OBJECTIVE:
Reproduce the records that follow in full, excluding any picture they contain.

[Begin INFORMATION PROVIDED]

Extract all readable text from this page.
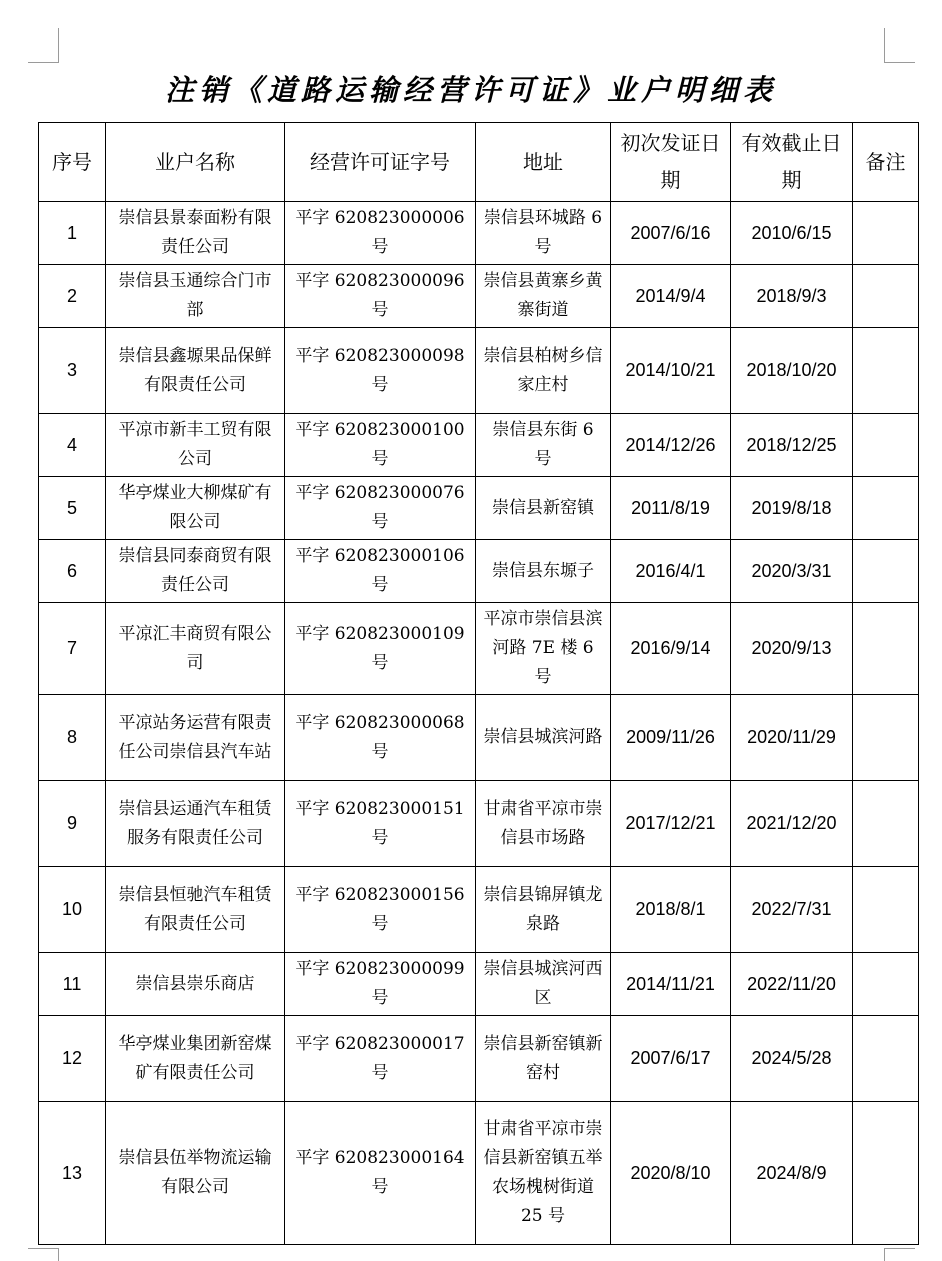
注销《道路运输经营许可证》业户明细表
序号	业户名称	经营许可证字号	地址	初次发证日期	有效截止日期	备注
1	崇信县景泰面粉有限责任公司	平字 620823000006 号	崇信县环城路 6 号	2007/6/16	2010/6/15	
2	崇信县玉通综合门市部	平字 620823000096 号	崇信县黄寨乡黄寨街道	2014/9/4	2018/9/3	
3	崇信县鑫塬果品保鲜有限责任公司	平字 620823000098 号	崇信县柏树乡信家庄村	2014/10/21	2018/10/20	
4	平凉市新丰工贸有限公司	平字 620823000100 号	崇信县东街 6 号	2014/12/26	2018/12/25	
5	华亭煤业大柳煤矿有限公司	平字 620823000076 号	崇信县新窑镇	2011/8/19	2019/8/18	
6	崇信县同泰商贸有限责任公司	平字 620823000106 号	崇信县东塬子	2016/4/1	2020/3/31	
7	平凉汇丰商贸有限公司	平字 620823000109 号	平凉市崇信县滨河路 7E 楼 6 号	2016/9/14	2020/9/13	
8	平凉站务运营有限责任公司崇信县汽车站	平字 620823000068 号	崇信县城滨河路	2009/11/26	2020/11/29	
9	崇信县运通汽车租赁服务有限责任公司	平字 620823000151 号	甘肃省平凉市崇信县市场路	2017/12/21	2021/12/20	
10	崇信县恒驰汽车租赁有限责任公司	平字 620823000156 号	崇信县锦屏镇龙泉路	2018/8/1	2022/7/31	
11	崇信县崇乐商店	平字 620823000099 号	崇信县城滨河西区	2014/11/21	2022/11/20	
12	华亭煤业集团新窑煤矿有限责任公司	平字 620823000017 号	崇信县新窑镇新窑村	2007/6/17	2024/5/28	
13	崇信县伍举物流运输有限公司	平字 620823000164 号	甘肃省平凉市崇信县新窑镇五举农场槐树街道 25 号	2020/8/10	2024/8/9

[End INFORMATION PROVIDED]

TASK RESULT:
Extract all readable text from this page.
注销《道路运输经营许可证》业户明细表
序号	业户名称	经营许可证字号	地址	初次发证日期	有效截止日期	备注
1	崇信县景泰面粉有限责任公司	平字 620823000006 号	崇信县环城路 6 号	2007/6/16	2010/6/15	
2	崇信县玉通综合门市部	平字 620823000096 号	崇信县黄寨乡黄寨街道	2014/9/4	2018/9/3	
3	崇信县鑫塬果品保鲜有限责任公司	平字 620823000098 号	崇信县柏树乡信家庄村	2014/10/21	2018/10/20	
4	平凉市新丰工贸有限公司	平字 620823000100 号	崇信县东街 6 号	2014/12/26	2018/12/25	
5	华亭煤业大柳煤矿有限公司	平字 620823000076 号	崇信县新窑镇	2011/8/19	2019/8/18	
6	崇信县同泰商贸有限责任公司	平字 620823000106 号	崇信县东塬子	2016/4/1	2020/3/31	
7	平凉汇丰商贸有限公司	平字 620823000109 号	平凉市崇信县滨河路 7E 楼 6 号	2016/9/14	2020/9/13	
8	平凉站务运营有限责任公司崇信县汽车站	平字 620823000068 号	崇信县城滨河路	2009/11/26	2020/11/29	
9	崇信县运通汽车租赁服务有限责任公司	平字 620823000151 号	甘肃省平凉市崇信县市场路	2017/12/21	2021/12/20	
10	崇信县恒驰汽车租赁有限责任公司	平字 620823000156 号	崇信县锦屏镇龙泉路	2018/8/1	2022/7/31	
11	崇信县崇乐商店	平字 620823000099 号	崇信县城滨河西区	2014/11/21	2022/11/20	
12	华亭煤业集团新窑煤矿有限责任公司	平字 620823000017 号	崇信县新窑镇新窑村	2007/6/17	2024/5/28	
13	崇信县伍举物流运输有限公司	平字 620823000164 号	甘肃省平凉市崇信县新窑镇五举农场槐树街道 25 号	2020/8/10	2024/8/9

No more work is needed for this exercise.